— begin —
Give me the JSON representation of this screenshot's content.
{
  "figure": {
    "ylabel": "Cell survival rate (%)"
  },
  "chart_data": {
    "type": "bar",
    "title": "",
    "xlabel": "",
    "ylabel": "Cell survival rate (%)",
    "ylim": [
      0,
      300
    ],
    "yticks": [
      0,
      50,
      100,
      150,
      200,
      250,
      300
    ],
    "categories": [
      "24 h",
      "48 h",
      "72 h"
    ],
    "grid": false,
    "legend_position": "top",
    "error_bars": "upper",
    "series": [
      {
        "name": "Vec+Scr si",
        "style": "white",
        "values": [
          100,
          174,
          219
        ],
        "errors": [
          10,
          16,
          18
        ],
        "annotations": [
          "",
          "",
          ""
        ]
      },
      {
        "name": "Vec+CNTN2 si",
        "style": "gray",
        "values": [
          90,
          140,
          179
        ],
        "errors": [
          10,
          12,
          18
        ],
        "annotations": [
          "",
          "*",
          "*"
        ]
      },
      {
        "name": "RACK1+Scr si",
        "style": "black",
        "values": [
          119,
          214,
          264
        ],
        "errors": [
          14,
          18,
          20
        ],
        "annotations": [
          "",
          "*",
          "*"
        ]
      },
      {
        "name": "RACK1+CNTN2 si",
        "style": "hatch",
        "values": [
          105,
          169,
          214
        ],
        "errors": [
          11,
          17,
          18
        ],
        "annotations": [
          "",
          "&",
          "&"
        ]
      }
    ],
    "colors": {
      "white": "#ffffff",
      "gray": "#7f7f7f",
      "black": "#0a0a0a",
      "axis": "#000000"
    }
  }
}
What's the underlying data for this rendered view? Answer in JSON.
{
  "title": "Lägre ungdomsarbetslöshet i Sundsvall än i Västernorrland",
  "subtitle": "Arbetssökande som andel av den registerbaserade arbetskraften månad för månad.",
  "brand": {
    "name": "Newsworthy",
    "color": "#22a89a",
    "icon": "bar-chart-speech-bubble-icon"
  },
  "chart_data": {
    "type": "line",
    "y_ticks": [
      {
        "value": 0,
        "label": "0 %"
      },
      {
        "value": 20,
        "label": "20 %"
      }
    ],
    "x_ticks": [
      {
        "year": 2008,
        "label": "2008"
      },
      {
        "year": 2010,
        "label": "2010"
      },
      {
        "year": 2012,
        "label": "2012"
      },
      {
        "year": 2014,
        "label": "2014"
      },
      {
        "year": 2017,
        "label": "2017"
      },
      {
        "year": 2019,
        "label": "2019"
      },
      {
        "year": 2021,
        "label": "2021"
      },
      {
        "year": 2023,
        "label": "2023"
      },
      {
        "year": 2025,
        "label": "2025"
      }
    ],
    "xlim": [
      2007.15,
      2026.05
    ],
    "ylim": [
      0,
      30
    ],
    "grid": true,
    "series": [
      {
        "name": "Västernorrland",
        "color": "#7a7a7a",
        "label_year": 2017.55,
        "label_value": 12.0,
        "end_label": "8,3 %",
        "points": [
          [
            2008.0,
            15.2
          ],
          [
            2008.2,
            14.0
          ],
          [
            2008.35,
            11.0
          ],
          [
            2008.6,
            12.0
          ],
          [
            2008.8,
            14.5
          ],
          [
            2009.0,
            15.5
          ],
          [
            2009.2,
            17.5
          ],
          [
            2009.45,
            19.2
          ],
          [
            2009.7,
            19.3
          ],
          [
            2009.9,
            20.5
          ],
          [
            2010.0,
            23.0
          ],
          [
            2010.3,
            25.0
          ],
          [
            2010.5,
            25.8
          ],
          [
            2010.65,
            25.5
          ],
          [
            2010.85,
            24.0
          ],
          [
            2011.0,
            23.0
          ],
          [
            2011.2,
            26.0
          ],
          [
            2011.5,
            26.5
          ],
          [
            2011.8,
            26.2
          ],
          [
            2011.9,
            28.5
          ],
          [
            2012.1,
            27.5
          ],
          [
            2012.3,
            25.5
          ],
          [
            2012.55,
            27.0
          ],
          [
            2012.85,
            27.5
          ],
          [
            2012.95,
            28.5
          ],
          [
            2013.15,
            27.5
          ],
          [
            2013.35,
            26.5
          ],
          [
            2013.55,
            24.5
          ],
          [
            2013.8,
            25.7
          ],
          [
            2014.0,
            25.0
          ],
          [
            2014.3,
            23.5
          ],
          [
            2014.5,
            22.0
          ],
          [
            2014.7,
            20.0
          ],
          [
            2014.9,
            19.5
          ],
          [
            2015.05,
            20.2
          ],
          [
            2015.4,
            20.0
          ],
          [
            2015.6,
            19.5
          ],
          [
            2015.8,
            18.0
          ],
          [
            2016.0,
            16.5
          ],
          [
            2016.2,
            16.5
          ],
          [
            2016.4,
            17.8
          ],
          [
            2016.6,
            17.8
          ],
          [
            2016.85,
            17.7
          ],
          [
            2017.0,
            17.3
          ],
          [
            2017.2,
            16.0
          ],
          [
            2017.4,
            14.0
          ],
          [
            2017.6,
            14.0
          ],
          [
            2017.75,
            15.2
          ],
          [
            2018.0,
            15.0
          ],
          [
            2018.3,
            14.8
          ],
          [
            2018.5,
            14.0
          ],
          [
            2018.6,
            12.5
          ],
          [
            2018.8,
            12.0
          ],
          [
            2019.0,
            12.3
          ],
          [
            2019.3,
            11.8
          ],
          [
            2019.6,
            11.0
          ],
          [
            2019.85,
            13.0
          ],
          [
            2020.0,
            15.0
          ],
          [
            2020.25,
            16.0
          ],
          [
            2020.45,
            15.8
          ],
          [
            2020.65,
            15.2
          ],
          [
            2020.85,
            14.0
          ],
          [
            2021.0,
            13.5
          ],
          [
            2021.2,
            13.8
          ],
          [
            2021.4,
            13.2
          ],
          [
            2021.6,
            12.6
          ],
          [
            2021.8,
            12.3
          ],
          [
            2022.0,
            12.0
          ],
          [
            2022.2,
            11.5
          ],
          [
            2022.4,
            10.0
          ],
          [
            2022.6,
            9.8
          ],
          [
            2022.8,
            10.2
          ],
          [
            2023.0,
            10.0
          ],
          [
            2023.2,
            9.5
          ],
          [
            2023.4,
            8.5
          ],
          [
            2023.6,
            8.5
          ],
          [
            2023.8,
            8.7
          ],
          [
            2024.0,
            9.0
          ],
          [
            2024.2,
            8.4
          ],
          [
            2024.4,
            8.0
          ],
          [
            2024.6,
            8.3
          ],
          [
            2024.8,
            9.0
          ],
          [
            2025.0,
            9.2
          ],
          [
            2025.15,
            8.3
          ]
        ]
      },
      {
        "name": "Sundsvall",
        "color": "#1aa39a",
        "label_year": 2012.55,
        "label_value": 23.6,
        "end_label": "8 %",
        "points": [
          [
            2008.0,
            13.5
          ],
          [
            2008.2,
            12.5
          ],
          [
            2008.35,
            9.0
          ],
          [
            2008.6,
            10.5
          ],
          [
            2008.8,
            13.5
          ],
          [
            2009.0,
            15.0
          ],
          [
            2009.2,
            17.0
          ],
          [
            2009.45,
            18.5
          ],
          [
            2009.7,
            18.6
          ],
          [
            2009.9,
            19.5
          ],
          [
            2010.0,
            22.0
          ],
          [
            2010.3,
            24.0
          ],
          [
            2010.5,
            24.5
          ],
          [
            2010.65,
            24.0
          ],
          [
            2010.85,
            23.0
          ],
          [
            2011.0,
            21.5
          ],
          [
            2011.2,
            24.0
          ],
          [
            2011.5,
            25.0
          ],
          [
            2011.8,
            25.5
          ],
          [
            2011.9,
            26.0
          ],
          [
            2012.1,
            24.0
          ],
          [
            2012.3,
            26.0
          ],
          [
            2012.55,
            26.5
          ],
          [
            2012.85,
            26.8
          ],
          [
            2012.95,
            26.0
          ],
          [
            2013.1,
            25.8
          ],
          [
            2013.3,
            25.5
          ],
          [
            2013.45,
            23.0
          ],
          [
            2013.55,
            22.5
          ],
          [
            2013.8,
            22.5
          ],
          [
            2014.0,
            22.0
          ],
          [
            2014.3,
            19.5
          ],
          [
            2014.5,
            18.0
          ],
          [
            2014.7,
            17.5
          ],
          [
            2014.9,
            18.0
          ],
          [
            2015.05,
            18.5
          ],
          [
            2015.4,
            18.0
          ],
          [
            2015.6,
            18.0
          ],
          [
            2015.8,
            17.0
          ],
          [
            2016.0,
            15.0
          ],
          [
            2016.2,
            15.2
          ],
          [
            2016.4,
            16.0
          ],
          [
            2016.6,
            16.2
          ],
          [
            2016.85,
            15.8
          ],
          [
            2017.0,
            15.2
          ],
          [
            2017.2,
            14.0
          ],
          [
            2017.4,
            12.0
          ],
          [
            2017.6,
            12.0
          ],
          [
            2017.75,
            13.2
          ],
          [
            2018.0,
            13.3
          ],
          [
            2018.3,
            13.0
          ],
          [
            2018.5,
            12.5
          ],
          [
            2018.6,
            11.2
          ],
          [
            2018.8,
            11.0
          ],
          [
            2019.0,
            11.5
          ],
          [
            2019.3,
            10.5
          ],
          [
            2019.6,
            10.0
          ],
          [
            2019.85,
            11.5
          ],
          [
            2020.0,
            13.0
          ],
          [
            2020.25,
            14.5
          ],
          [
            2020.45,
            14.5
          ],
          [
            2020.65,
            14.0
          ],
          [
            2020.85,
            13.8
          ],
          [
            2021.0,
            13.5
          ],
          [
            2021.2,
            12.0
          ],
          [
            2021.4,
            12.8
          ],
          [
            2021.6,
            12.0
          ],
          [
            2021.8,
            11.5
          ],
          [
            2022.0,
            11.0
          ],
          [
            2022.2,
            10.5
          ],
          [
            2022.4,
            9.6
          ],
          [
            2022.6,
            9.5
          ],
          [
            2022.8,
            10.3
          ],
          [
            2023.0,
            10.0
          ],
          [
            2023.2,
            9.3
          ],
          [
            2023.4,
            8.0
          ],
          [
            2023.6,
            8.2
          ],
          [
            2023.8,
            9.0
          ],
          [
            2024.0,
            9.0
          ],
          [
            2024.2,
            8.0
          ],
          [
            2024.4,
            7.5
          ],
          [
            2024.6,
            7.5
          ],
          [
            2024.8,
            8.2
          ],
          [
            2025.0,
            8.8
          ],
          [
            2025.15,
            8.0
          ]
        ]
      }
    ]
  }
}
— end —
> **DIRECTIONS**
The answer should be a single number: the count of lines in the data that include the string "name".

> **EXPECTED ANSWER**
7